--- Start of Dataset excerpts ---
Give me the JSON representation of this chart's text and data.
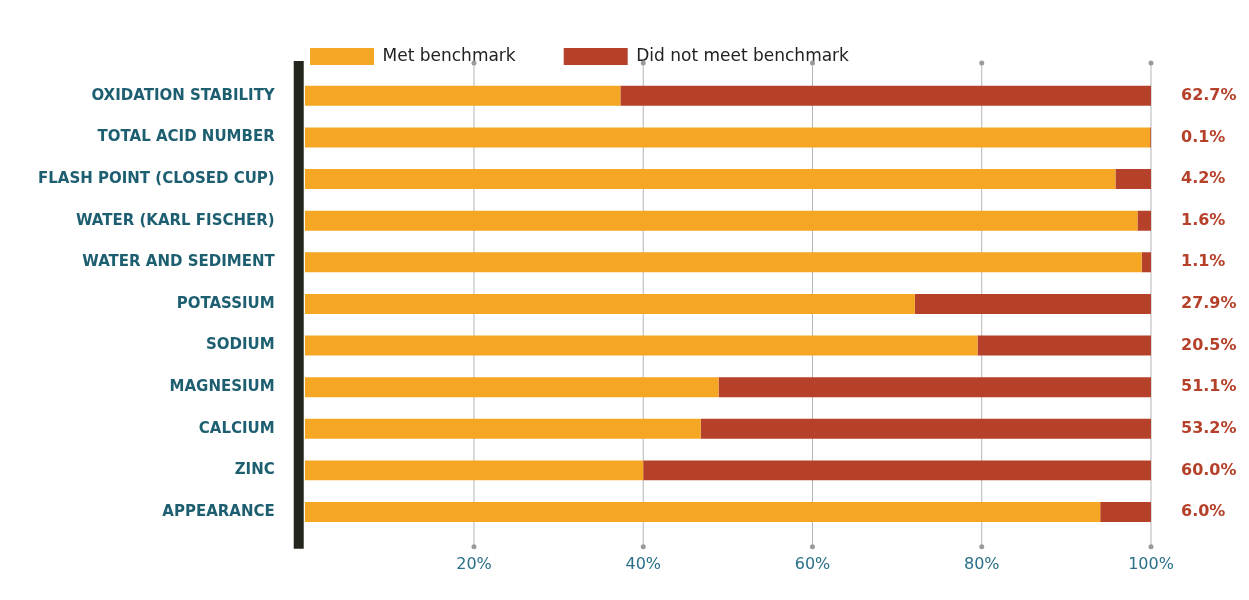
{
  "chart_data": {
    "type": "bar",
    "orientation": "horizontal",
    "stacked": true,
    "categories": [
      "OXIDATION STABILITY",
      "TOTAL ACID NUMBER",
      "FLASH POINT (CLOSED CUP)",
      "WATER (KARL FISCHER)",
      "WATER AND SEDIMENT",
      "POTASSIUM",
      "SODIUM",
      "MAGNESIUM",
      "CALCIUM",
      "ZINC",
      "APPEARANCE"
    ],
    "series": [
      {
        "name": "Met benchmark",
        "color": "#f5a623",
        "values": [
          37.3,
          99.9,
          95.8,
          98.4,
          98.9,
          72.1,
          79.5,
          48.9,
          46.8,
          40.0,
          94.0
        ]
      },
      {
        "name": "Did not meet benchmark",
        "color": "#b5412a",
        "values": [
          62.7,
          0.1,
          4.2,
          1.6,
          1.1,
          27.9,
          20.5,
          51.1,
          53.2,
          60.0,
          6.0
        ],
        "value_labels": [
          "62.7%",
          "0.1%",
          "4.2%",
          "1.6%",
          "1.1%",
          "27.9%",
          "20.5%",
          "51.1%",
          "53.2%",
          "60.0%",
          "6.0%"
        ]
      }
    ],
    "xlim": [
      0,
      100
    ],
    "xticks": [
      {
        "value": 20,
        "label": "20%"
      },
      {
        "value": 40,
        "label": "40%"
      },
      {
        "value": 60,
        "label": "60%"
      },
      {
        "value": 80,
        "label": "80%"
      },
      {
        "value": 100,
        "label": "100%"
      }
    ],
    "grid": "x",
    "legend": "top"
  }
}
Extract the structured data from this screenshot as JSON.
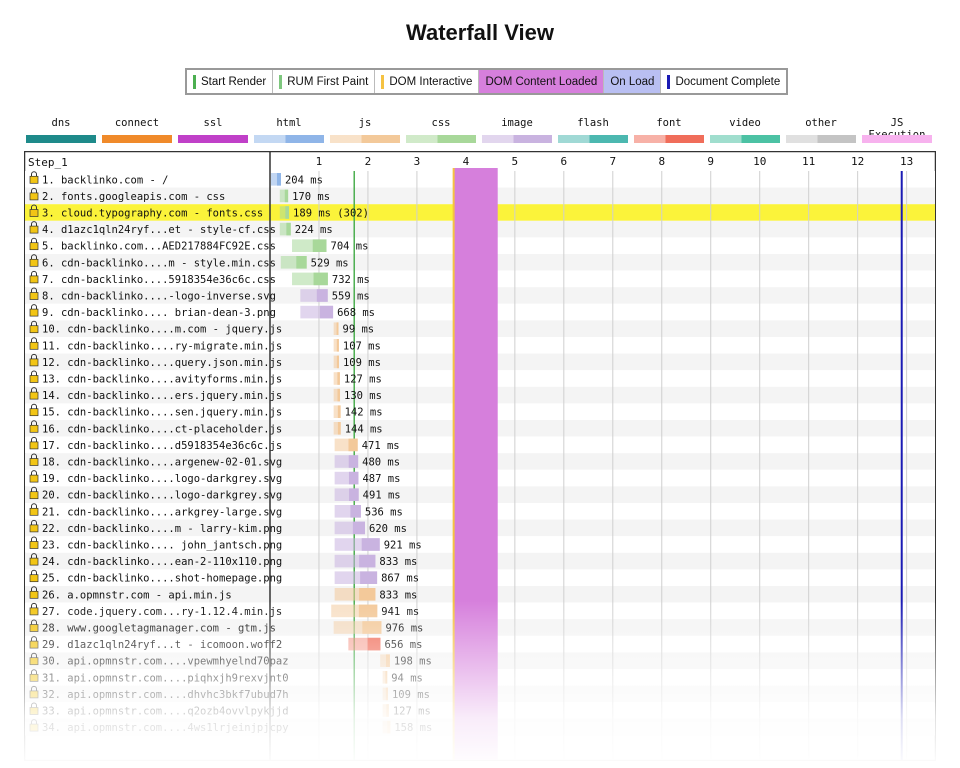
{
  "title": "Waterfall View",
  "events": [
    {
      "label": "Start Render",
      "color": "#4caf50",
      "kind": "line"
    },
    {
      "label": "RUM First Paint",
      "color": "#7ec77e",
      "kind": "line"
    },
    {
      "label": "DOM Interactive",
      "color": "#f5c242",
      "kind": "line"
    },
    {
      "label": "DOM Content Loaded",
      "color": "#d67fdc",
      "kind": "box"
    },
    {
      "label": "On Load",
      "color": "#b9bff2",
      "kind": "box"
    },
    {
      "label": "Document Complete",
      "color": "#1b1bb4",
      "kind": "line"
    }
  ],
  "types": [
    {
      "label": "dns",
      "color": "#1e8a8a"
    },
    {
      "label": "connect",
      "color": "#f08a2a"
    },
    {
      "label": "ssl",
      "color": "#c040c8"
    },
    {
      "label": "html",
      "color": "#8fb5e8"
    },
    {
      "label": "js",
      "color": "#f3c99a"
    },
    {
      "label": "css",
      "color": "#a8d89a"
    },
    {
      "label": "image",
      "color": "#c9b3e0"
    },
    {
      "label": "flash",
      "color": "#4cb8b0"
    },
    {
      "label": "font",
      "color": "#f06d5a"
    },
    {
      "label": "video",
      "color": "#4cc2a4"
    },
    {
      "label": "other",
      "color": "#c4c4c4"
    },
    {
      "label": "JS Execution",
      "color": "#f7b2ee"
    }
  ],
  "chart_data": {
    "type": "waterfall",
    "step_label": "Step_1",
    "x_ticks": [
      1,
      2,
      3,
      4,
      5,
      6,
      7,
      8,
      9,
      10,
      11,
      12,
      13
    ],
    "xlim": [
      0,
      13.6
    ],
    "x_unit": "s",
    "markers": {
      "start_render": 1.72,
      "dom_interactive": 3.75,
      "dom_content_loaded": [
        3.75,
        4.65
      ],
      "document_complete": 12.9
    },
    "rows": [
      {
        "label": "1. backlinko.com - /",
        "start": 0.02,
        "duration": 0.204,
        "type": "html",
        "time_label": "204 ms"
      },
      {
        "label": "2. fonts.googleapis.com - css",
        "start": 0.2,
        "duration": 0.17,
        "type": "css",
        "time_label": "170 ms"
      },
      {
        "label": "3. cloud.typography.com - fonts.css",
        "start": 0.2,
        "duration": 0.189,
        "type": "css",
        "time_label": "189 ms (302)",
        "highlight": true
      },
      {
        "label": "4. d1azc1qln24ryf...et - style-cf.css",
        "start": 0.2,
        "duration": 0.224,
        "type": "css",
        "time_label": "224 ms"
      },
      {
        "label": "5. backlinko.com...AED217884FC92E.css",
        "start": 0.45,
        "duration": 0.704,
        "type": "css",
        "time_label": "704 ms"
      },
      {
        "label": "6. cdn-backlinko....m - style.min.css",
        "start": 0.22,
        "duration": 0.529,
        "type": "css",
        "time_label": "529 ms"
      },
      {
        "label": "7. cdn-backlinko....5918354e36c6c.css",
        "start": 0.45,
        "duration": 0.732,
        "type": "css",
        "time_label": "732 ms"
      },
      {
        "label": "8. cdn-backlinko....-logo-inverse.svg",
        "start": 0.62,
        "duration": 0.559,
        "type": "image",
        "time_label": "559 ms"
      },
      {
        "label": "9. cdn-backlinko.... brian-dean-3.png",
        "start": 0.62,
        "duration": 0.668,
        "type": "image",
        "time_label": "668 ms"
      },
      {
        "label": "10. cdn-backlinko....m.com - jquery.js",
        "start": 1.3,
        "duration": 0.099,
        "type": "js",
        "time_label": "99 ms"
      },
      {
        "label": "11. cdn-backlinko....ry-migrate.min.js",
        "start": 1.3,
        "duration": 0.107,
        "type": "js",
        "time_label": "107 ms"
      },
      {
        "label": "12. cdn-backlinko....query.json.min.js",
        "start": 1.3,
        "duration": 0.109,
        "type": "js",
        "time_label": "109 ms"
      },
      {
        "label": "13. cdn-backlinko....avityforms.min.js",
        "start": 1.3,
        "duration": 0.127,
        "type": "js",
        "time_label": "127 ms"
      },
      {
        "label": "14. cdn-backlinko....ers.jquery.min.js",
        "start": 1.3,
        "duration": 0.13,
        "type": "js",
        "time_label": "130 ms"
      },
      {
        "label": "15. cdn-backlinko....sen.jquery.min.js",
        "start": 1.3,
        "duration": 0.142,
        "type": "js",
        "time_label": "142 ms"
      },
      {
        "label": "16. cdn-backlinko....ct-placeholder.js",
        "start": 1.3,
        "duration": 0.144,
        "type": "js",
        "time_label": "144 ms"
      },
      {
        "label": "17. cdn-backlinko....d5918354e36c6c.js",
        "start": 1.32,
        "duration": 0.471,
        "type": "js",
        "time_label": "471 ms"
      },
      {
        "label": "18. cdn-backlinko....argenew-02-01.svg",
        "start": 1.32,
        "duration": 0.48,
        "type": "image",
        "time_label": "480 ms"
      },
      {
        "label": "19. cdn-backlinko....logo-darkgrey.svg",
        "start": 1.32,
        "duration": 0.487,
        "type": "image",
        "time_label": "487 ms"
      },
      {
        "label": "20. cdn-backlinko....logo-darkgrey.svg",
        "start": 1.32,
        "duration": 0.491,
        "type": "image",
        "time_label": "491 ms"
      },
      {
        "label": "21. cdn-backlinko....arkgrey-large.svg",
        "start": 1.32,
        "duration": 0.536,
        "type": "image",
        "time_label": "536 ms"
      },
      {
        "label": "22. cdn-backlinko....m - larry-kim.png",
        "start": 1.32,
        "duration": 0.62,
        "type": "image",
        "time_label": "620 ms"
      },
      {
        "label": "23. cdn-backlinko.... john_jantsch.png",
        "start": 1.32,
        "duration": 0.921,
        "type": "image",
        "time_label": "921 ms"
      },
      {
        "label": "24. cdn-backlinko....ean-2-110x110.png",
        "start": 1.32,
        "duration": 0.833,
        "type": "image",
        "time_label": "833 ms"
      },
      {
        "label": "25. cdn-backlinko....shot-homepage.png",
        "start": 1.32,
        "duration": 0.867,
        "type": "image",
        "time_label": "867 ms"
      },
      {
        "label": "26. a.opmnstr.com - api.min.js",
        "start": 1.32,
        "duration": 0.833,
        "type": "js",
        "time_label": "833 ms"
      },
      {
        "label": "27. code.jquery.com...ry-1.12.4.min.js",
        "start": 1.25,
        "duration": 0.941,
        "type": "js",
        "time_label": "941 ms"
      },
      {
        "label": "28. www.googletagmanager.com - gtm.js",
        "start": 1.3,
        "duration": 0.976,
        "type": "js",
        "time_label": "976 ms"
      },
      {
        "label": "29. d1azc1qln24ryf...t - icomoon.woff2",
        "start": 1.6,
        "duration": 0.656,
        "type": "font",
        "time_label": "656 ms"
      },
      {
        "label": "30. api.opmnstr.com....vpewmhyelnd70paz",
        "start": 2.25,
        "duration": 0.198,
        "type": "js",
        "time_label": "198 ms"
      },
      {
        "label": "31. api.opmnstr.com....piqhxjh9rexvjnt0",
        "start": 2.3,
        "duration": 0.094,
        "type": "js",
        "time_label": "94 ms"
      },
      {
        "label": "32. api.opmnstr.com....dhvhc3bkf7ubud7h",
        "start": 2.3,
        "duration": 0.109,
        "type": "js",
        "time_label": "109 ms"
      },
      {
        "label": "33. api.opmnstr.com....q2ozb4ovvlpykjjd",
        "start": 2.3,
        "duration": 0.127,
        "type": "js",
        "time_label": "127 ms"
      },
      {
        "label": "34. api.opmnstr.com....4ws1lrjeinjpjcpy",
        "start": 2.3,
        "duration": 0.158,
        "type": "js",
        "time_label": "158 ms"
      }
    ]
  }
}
--- End of Dataset excerpts ---
What you have to do: Copy every line above that includes the string "opmnstr".

Correct answer:
        "label": "26. a.opmnstr.com - api.min.js",
        "label": "30. api.opmnstr.com....vpewmhyelnd70paz",
        "label": "31. api.opmnstr.com....piqhxjh9rexvjnt0",
        "label": "32. api.opmnstr.com....dhvhc3bkf7ubud7h",
        "label": "33. api.opmnstr.com....q2ozb4ovvlpykjjd",
        "label": "34. api.opmnstr.com....4ws1lrjeinjpjcpy",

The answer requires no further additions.